Stated problem:
Give back the whole listing exactly as shown.

Data entries:

---

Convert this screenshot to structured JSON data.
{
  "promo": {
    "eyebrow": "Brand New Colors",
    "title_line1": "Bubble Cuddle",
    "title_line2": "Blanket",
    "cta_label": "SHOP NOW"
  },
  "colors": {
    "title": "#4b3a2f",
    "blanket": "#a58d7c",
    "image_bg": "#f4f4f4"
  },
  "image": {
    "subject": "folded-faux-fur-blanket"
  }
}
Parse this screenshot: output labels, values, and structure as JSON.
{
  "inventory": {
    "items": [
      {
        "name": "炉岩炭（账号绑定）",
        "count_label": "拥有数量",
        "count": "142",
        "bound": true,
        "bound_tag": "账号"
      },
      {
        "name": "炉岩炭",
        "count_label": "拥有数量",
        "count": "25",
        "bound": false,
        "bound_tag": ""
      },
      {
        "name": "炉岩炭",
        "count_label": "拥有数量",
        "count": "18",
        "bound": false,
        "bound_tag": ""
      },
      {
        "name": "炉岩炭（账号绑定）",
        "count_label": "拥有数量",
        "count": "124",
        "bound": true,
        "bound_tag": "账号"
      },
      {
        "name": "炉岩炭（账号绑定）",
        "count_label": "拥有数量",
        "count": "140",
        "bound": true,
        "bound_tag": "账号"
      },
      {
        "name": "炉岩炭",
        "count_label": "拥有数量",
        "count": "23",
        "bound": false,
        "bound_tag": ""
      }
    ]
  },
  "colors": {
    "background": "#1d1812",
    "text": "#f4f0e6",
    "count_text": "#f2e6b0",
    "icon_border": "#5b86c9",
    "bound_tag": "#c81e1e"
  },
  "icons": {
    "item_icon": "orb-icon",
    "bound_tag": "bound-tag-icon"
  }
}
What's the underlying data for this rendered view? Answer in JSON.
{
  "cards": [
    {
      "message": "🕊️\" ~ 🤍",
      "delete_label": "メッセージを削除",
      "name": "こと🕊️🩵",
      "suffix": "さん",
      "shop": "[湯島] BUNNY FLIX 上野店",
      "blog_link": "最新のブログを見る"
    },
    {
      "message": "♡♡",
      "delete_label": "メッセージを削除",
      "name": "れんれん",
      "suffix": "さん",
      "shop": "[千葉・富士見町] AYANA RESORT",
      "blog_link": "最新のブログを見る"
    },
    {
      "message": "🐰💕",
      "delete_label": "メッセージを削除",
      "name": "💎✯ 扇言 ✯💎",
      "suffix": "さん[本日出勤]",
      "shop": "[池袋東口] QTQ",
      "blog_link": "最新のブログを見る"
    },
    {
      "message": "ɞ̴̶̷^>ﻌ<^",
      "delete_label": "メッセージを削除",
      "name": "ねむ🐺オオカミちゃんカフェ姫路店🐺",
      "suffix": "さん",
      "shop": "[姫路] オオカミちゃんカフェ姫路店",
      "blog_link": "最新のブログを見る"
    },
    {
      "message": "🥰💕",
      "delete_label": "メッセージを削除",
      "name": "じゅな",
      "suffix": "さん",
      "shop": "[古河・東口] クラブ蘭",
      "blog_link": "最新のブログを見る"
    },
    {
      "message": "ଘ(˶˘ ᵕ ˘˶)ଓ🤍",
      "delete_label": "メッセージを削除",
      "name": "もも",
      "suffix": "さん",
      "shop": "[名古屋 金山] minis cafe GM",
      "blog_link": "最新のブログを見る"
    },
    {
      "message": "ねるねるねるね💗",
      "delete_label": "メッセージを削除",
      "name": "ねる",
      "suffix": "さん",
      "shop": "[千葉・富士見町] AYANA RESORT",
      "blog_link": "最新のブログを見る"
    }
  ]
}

---

The answer:
Convert this screenshot to structured JSON data.
{
  "promo": {
    "eyebrow": "Brand New Colors",
    "title_line1": "Bubble Cuddle",
    "title_line2": "Blanket",
    "cta_label": "SHOP NOW"
  },
  "colors": {
    "title": "#4b3a2f",
    "blanket": "#a58d7c",
    "image_bg": "#f4f4f4"
  },
  "image": {
    "subject": "folded-faux-fur-blanket"
  }
}
Parse this screenshot: output labels, values, and structure as JSON.
{
  "inventory": {
    "items": [
      {
        "name": "炉岩炭（账号绑定）",
        "count_label": "拥有数量",
        "count": "142",
        "bound": true,
        "bound_tag": "账号"
      },
      {
        "name": "炉岩炭",
        "count_label": "拥有数量",
        "count": "25",
        "bound": false,
        "bound_tag": ""
      },
      {
        "name": "炉岩炭",
        "count_label": "拥有数量",
        "count": "18",
        "bound": false,
        "bound_tag": ""
      },
      {
        "name": "炉岩炭（账号绑定）",
        "count_label": "拥有数量",
        "count": "124",
        "bound": true,
        "bound_tag": "账号"
      },
      {
        "name": "炉岩炭（账号绑定）",
        "count_label": "拥有数量",
        "count": "140",
        "bound": true,
        "bound_tag": "账号"
      },
      {
        "name": "炉岩炭",
        "count_label": "拥有数量",
        "count": "23",
        "bound": false,
        "bound_tag": ""
      }
    ]
  },
  "colors": {
    "background": "#1d1812",
    "text": "#f4f0e6",
    "count_text": "#f2e6b0",
    "icon_border": "#5b86c9",
    "bound_tag": "#c81e1e"
  },
  "icons": {
    "item_icon": "orb-icon",
    "bound_tag": "bound-tag-icon"
  }
}
What's the underlying data for this rendered view? Answer in JSON.
{
  "cards": [
    {
      "message": "🕊️\" ~ 🤍",
      "delete_label": "メッセージを削除",
      "name": "こと🕊️🩵",
      "suffix": "さん",
      "shop": "[湯島] BUNNY FLIX 上野店",
      "blog_link": "最新のブログを見る"
    },
    {
      "message": "♡♡",
      "delete_label": "メッセージを削除",
      "name": "れんれん",
      "suffix": "さん",
      "shop": "[千葉・富士見町] AYANA RESORT",
      "blog_link": "最新のブログを見る"
    },
    {
      "message": "🐰💕",
      "delete_label": "メッセージを削除",
      "name": "💎✯ 扇言 ✯💎",
      "suffix": "さん[本日出勤]",
      "shop": "[池袋東口] QTQ",
      "blog_link": "最新のブログを見る"
    },
    {
      "message": "ɞ̴̶̷^>ﻌ<^",
      "delete_label": "メッセージを削除",
      "name": "ねむ🐺オオカミちゃんカフェ姫路店🐺",
      "suffix": "さん",
      "shop": "[姫路] オオカミちゃんカフェ姫路店",
      "blog_link": "最新のブログを見る"
    },
    {
      "message": "🥰💕",
      "delete_label": "メッセージを削除",
      "name": "じゅな",
      "suffix": "さん",
      "shop": "[古河・東口] クラブ蘭",
      "blog_link": "最新のブログを見る"
    },
    {
      "message": "ଘ(˶˘ ᵕ ˘˶)ଓ🤍",
      "delete_label": "メッセージを削除",
      "name": "もも",
      "suffix": "さん",
      "shop": "[名古屋 金山] minis cafe GM",
      "blog_link": "最新のブログを見る"
    },
    {
      "message": "ねるねるねるね💗",
      "delete_label": "メッセージを削除",
      "name": "ねる",
      "suffix": "さん",
      "shop": "[千葉・富士見町] AYANA RESORT",
      "blog_link": "最新のブログを見る"
    }
  ]
}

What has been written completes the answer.